» **Tasks to perform**:
[1] Return the passage on Israel and the church from "And what about" to "called the church.", copied word for word.
[2] In the passage on Israel and the church, which two events of Christ are named as essential to the establishment of the church?

» **Passage**:
--------------------------------

The second evidence for the distinction of Israel and the church is this: certain events of Christ were essential to the establishment of the church, namely the resurrection and the ascension.
Regarding the resurrection, Ephesians 1:2-23 says this: “which He” who’s “He”? That’s God the Father, “brought about in Christ, when He raised Him from the dead and seated Him at His right hand in the heavenly places,  far above all rule and authority and power and dominion, and every name that is named, not only in this age but also in the one to come.  And He put all things in subjection under His feet, and gave Him as head over all things to the church,  which is His body, the fullness of Him who fills all in all.” In other words, the church would not exist or be functional if it were not for the resurrection of Christ. It was necessary for this future entity.
And what about the ascension? In John 14:12 Jesus says something very interesting to His disciples and I believe what Jesus was doing in this statement, in John 14:12, “He was looking forward to His own church. How do I know that? Well, the reference is in John 14 and this is a pop quiz for all you Bible students, what is happening in John 14, particularly between chapters 13 and 17? The Upper Room Discourse. From what we learn in the book of John, that the Upper Room Discourse Jesus reveals seed form truths about His building project, called the church.

--------------------------------

Coordinate annotation records
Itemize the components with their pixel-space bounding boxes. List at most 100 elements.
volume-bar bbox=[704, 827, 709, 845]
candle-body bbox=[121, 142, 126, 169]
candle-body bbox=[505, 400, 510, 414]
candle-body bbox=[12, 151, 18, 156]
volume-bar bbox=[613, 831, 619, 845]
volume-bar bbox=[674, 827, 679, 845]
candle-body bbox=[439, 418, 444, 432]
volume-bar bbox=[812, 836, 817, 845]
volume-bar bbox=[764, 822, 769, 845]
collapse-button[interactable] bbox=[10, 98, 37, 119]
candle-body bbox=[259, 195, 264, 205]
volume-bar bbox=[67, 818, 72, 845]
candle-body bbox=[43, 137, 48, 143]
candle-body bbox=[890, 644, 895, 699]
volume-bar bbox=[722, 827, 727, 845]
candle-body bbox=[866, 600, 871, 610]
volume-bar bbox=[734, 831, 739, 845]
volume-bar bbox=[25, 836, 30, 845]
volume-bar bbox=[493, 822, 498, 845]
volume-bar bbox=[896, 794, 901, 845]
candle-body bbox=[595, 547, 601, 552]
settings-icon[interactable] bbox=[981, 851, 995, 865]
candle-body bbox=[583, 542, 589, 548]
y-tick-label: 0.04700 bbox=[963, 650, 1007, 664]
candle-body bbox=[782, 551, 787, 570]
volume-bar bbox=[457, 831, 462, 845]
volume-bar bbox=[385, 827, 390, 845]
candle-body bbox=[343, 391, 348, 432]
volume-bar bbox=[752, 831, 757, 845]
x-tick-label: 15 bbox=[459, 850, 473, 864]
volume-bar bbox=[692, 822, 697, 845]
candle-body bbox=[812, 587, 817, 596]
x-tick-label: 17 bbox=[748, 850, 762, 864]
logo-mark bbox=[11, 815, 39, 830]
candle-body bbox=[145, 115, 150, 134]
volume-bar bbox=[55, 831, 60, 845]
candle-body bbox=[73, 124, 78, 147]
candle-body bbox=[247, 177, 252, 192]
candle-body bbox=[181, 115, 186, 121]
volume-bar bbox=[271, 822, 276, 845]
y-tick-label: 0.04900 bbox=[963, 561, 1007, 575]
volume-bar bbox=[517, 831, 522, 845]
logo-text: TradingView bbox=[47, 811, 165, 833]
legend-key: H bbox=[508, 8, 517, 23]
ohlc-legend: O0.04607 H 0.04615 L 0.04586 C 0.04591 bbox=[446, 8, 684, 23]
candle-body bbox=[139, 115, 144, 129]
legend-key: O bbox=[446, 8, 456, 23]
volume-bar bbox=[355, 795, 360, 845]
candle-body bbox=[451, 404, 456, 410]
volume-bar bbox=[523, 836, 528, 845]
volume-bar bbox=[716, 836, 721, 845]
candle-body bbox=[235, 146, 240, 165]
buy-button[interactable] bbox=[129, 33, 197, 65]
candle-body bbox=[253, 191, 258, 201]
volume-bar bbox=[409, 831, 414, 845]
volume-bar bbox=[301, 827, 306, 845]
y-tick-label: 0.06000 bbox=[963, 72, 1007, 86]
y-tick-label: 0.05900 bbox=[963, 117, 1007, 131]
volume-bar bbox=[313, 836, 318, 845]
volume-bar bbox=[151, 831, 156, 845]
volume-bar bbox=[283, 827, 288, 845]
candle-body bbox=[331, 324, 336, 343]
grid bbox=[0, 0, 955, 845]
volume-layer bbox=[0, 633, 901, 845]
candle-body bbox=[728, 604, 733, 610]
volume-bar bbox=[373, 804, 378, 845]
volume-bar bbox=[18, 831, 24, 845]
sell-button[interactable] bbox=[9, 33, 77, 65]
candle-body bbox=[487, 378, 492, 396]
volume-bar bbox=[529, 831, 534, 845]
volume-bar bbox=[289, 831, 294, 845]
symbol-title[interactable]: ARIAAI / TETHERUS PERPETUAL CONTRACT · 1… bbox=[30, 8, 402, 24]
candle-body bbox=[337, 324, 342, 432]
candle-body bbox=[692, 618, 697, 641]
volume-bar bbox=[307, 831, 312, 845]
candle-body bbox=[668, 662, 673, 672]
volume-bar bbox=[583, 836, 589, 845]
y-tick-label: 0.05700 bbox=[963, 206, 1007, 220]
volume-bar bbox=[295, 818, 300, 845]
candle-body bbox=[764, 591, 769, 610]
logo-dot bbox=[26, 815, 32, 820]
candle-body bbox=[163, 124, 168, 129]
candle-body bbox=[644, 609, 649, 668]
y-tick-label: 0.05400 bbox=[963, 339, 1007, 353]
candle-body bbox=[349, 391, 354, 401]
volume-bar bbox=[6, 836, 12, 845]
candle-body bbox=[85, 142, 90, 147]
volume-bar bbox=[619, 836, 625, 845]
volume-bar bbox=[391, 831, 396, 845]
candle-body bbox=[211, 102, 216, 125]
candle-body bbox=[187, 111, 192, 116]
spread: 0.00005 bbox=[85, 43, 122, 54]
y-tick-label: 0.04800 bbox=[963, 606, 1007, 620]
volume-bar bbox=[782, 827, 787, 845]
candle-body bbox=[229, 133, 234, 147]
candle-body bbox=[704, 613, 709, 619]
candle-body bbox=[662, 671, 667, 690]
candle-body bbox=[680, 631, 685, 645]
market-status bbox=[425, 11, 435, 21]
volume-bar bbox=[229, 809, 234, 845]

--------------------------------

» **Answers**:
[1]
And what about the ascension? In John 14:12 Jesus says something very interesting to His disciples and I believe what Jesus was doing in this statement, in John 14:12, “He was looking forward to His own church. How do I know that? Well, the reference is in John 14 and this is a pop quiz for all you Bible students, what is happening in John 14, particularly between chapters 13 and 17? The Upper Room Discourse. From what we learn in the book of John, that the Upper Room Discourse Jesus reveals seed form truths about His building project, called the church.

[2] The resurrection and the ascension.